▶ OBJECTIVE:
Note each line that includes the word "relative". Copy those lines.

Rows from a figure dataset
━━━━━━━━━━━━━━━━━━━━
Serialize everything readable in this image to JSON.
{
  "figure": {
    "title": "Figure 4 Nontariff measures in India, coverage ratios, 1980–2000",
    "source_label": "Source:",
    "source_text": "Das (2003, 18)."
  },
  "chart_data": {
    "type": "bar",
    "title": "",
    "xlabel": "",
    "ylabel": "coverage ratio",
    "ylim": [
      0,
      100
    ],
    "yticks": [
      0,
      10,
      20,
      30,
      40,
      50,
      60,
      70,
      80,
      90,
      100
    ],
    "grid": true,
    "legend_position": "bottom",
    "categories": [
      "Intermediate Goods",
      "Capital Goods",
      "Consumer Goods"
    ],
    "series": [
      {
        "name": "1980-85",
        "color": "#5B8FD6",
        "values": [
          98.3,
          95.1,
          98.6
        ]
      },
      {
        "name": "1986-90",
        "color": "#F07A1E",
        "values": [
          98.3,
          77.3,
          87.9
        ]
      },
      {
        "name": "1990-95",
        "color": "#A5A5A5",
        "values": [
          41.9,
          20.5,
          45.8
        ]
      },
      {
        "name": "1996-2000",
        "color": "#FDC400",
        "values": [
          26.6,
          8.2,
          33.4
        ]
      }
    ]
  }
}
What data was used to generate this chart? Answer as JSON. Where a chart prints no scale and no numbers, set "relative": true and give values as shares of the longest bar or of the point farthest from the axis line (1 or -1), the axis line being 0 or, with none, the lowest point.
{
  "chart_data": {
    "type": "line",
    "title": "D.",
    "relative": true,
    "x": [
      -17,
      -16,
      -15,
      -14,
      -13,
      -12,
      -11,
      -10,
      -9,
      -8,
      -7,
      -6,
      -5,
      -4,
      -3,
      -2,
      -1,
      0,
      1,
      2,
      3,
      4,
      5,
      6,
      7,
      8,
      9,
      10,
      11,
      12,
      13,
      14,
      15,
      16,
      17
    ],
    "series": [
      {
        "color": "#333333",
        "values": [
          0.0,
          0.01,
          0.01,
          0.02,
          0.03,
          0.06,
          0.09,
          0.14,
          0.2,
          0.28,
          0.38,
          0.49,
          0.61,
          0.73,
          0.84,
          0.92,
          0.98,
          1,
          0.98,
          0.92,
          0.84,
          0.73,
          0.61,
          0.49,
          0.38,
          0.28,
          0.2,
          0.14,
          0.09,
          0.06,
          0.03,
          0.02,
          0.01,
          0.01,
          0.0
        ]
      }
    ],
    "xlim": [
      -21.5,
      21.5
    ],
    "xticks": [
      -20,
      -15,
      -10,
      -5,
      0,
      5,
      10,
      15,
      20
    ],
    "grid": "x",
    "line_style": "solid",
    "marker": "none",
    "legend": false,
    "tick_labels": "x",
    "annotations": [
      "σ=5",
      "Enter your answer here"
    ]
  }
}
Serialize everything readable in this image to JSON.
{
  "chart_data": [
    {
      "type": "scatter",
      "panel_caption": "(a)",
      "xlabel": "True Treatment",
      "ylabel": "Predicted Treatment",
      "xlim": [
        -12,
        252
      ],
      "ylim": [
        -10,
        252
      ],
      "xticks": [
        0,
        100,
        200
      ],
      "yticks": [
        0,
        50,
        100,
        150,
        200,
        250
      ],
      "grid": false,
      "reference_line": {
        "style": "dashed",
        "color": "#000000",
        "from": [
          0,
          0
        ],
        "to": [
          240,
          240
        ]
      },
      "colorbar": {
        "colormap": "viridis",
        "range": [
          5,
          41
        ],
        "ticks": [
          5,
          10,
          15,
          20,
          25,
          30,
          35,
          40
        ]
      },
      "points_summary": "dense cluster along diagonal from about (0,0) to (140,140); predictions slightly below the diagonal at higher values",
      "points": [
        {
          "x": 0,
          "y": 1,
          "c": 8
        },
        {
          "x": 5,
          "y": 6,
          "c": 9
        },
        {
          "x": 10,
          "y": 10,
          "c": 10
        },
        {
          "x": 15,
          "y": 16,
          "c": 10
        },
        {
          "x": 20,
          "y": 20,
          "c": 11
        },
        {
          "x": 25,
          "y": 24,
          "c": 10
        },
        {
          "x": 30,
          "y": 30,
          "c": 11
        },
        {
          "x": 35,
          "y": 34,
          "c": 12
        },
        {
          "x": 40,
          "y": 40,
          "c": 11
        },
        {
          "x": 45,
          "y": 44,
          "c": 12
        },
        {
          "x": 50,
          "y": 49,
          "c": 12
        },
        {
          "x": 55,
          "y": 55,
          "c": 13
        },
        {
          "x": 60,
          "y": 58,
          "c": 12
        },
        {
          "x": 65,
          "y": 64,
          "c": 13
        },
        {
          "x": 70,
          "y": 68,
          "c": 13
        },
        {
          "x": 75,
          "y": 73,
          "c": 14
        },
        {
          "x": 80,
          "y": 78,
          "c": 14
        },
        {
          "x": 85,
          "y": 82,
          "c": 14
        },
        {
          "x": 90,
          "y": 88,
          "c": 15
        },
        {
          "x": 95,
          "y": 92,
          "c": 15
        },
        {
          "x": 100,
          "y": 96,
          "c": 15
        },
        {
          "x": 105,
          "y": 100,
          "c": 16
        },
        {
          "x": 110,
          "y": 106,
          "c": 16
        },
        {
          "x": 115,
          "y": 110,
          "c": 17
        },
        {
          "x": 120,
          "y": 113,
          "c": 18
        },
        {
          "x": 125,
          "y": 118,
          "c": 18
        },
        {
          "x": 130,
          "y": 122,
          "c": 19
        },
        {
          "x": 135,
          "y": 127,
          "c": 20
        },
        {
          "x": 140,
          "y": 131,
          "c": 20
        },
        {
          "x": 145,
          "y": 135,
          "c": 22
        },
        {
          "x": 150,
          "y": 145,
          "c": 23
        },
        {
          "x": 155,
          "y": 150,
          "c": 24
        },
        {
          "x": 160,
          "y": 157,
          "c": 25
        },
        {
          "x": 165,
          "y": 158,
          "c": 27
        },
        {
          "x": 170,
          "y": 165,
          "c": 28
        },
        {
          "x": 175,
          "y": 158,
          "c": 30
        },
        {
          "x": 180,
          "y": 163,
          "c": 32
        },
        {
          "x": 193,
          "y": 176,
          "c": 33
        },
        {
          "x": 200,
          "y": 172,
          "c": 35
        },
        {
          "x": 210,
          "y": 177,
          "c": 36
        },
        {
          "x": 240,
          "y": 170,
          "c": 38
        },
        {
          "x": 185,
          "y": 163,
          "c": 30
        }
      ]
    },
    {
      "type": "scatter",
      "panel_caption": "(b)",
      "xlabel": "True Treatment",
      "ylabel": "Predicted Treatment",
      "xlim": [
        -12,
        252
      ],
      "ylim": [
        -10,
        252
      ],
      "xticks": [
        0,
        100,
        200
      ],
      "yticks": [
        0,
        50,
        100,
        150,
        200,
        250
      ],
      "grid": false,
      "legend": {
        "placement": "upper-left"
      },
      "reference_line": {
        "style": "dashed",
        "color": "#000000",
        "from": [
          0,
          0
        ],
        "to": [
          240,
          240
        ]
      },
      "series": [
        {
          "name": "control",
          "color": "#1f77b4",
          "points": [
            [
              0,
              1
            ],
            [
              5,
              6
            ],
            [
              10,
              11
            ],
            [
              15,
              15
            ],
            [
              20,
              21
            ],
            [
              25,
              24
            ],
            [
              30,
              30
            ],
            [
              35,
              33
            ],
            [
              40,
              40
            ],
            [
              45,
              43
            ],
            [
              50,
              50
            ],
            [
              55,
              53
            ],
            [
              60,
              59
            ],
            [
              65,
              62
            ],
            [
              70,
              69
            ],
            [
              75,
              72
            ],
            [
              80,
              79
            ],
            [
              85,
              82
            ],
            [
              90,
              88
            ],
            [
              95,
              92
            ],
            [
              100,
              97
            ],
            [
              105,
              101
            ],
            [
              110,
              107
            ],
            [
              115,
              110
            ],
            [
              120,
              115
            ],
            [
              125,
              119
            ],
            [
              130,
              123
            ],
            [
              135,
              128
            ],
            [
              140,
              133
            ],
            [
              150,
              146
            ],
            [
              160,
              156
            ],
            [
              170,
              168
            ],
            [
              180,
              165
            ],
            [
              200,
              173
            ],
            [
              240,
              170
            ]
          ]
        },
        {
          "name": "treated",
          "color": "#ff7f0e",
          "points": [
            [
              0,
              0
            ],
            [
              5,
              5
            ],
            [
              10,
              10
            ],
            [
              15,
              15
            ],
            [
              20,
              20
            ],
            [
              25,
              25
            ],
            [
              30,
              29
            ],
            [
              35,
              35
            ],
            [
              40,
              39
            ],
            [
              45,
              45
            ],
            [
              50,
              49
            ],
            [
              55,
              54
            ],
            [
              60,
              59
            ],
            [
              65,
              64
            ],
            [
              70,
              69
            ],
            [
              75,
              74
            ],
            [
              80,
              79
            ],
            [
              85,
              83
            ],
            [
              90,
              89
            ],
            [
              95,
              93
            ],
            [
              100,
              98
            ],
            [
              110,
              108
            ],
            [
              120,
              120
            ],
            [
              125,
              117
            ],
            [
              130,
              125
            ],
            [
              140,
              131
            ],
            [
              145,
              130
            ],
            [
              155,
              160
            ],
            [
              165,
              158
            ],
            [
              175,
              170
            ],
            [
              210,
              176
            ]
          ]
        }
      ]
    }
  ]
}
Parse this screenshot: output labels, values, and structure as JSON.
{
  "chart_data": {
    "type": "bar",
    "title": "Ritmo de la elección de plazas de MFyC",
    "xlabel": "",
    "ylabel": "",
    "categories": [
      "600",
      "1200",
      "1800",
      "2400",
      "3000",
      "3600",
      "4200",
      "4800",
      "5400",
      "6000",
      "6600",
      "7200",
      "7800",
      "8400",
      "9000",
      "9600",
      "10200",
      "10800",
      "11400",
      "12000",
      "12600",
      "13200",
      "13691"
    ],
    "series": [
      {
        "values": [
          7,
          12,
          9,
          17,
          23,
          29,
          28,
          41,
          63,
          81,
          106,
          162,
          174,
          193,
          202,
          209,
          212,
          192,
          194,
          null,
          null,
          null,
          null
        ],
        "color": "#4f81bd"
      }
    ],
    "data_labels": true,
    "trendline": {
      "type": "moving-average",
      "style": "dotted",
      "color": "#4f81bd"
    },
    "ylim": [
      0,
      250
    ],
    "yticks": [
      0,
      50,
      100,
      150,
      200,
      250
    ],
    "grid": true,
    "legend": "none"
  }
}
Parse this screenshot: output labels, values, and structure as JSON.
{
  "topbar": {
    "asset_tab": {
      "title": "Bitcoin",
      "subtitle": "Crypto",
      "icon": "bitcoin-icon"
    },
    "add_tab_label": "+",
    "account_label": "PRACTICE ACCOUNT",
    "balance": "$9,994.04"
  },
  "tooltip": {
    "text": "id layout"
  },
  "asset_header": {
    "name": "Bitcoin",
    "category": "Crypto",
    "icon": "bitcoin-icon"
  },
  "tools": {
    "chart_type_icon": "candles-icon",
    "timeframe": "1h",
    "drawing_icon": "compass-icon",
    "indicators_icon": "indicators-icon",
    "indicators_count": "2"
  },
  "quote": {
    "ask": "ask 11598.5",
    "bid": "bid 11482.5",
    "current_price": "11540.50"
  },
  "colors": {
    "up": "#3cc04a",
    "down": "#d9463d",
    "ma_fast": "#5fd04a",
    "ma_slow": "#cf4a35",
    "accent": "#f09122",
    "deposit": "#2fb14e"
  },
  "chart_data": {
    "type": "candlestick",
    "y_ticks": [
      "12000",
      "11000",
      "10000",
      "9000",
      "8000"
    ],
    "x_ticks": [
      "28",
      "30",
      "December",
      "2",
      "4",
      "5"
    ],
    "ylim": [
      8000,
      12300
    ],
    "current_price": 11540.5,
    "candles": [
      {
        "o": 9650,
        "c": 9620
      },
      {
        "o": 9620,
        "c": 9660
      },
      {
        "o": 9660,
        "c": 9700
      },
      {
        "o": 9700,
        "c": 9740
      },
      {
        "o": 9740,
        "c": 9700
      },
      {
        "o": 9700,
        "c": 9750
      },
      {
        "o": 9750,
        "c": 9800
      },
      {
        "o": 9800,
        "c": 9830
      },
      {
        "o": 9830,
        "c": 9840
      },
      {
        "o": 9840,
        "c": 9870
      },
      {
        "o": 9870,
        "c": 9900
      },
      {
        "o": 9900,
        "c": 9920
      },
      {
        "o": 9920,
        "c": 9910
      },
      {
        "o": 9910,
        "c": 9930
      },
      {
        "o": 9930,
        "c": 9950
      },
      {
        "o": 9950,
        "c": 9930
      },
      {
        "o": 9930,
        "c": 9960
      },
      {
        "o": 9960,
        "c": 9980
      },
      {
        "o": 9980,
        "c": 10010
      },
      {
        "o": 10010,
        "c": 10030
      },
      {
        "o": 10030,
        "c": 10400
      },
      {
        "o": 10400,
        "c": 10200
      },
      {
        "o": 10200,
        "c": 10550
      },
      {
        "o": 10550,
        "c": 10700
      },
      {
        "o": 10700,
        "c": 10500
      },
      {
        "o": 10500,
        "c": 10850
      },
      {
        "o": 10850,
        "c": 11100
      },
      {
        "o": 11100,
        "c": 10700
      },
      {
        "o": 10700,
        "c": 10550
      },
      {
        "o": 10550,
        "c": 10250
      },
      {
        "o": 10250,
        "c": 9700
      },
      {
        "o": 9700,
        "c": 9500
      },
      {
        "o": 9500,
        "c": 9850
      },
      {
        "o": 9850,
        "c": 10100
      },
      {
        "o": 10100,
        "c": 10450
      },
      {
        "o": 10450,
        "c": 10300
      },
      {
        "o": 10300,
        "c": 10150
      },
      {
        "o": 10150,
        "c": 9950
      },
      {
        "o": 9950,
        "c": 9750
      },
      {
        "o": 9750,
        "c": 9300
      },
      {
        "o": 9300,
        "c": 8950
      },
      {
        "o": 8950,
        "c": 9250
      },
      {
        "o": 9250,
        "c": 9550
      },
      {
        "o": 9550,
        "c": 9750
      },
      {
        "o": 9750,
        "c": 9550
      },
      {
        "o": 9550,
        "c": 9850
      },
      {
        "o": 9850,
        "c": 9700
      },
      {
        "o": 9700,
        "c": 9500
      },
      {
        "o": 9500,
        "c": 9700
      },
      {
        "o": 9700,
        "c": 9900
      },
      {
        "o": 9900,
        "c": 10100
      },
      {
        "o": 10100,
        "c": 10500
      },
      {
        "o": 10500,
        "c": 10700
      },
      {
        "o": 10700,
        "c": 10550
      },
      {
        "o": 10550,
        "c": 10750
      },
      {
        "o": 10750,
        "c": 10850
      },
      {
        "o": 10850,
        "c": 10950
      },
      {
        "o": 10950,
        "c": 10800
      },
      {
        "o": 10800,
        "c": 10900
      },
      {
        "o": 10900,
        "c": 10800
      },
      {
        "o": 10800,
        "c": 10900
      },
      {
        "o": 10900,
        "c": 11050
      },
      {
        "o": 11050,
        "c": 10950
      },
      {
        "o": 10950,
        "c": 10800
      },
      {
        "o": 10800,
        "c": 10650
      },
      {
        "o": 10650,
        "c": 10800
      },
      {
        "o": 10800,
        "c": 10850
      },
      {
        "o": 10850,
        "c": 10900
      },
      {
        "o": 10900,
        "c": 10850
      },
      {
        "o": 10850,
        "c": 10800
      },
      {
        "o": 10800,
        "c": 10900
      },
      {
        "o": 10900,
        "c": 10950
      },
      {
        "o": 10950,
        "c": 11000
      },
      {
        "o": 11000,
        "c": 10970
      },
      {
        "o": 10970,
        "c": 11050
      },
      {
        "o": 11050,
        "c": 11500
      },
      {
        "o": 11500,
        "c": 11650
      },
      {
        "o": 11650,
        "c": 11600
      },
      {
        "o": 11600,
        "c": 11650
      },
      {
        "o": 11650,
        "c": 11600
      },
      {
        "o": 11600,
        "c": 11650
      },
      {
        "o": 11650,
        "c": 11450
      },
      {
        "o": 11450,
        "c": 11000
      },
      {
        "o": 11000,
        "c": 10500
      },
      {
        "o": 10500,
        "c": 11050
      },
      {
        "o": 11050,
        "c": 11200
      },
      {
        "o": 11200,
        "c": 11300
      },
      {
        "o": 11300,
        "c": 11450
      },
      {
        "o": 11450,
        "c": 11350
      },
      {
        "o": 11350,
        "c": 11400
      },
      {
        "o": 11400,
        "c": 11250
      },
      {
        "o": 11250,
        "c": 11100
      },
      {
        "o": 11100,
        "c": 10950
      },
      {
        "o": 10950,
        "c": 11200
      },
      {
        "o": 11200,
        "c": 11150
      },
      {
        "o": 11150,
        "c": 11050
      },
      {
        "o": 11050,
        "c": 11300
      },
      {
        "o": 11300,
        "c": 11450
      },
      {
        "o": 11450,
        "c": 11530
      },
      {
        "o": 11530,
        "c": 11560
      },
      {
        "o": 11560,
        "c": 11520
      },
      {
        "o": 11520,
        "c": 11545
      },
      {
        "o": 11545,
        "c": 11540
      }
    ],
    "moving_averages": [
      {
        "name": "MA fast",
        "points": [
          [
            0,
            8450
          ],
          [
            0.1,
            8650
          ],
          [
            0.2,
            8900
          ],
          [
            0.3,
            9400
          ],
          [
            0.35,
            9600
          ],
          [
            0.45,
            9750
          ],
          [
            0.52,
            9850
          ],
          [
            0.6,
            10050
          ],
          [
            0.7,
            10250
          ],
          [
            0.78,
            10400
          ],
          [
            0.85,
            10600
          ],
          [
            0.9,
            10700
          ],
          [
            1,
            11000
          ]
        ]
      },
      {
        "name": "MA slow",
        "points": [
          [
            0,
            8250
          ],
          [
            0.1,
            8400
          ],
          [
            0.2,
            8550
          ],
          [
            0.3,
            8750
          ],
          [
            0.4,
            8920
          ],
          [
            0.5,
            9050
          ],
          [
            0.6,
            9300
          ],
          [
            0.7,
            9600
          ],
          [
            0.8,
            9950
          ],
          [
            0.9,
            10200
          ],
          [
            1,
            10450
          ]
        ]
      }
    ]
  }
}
━━━━━━━━━━━━━━━━━━━━
▶ TASK RESULT:
What data was used to generate this chart? Answer as JSON. Where a chart prints no scale and no numbers, set "relative": true and give values as shares of the longest bar or of the point farthest from the axis line (1 or -1), the axis line being 0 or, with none, the lowest point.
    "relative": true,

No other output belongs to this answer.